--- DATASET RECORDS ---

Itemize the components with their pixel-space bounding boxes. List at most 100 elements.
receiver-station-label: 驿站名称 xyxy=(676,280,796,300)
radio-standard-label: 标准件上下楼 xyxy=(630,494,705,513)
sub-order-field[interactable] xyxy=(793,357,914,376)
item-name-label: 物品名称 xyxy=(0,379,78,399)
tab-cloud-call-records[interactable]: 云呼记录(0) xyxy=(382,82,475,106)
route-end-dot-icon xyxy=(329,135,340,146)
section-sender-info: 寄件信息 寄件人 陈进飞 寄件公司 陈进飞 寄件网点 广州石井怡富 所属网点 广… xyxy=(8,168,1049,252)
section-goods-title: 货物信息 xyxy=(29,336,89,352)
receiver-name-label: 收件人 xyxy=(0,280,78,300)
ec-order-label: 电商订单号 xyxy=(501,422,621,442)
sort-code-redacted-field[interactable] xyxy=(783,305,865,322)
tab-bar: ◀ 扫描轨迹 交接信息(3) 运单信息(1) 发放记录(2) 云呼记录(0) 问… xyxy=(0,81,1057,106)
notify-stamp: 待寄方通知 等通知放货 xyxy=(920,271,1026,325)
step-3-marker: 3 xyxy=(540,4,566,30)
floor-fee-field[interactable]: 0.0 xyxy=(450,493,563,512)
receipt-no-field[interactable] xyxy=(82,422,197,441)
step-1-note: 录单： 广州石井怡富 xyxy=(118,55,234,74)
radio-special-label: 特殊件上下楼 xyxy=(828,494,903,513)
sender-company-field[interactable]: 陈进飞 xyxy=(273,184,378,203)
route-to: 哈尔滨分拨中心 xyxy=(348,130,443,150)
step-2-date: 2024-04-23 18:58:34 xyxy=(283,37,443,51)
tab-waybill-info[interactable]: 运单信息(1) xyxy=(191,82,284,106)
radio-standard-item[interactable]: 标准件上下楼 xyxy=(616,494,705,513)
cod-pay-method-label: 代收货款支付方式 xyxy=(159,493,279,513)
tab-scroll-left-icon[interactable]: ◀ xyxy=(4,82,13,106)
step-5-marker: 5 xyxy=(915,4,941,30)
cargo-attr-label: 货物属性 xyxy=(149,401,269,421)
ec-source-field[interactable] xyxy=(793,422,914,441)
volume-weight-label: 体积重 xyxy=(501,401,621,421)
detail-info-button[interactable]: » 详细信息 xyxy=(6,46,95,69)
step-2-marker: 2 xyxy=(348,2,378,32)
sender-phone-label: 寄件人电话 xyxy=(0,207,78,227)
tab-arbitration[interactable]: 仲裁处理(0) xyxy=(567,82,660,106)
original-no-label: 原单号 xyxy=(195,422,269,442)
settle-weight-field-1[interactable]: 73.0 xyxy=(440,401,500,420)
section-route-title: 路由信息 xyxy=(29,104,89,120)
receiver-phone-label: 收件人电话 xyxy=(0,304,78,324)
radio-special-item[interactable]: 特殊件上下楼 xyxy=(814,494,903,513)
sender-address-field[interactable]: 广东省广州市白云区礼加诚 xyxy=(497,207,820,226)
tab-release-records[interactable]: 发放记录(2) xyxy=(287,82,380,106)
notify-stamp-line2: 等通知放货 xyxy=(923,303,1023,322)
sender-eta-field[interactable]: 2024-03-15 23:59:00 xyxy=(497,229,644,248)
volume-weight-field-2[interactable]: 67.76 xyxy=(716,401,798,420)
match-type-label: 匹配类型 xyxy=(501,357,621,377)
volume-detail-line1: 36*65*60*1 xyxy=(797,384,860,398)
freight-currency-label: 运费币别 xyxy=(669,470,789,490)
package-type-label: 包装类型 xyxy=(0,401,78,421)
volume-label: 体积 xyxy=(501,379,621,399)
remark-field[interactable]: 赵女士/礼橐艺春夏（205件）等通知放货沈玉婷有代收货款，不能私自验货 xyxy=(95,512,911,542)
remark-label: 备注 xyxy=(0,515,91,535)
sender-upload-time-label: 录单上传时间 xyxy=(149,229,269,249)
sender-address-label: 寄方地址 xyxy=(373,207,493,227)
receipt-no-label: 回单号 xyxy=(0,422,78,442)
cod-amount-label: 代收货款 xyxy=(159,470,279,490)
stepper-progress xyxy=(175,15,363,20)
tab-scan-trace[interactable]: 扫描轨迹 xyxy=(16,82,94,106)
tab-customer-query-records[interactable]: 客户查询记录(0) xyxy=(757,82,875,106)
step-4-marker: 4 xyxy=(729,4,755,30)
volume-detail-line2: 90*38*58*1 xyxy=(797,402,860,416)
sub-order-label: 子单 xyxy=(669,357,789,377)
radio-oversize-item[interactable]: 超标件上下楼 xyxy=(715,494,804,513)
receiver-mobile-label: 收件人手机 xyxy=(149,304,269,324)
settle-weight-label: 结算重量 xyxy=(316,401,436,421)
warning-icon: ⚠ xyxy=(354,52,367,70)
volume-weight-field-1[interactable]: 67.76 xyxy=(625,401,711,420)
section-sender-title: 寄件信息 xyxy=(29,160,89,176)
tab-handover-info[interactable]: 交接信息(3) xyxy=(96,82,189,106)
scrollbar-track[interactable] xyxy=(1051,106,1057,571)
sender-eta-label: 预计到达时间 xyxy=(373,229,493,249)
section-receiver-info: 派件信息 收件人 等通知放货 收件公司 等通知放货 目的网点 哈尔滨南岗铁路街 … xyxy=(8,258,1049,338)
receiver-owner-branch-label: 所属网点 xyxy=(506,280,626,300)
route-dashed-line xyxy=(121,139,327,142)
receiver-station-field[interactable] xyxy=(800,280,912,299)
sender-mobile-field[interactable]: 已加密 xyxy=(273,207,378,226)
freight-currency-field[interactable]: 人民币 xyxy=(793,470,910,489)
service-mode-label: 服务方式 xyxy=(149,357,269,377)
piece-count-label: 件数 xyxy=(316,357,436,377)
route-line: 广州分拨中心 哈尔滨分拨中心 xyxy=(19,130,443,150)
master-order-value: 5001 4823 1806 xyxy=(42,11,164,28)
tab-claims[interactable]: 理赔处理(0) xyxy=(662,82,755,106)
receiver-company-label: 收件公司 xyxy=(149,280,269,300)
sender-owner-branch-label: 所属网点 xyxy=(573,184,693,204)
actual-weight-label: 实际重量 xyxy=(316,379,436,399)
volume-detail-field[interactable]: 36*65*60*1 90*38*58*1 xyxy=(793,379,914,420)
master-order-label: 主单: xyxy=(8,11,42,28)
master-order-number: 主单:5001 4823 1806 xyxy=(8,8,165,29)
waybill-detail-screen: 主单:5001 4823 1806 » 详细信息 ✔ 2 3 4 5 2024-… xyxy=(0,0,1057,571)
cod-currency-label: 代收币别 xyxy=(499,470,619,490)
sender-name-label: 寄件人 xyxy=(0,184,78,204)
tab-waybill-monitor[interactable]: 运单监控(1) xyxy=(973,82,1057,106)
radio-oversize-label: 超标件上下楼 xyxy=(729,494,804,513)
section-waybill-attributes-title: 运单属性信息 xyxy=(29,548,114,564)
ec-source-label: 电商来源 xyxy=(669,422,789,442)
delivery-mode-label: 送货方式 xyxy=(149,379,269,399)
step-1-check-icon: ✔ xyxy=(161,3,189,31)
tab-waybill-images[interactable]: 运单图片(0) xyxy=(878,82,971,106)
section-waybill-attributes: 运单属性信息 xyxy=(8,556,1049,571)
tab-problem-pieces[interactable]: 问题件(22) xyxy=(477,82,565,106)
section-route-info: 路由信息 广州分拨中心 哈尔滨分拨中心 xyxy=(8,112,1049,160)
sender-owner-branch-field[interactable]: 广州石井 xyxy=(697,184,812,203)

---

* WHAT THE TASK REQUIRES:
How many lines in the rows above contain the string "address"? Case counts, so match it with the same capitalization. Reply with the number alone.

* COMPLETE ANSWER:
2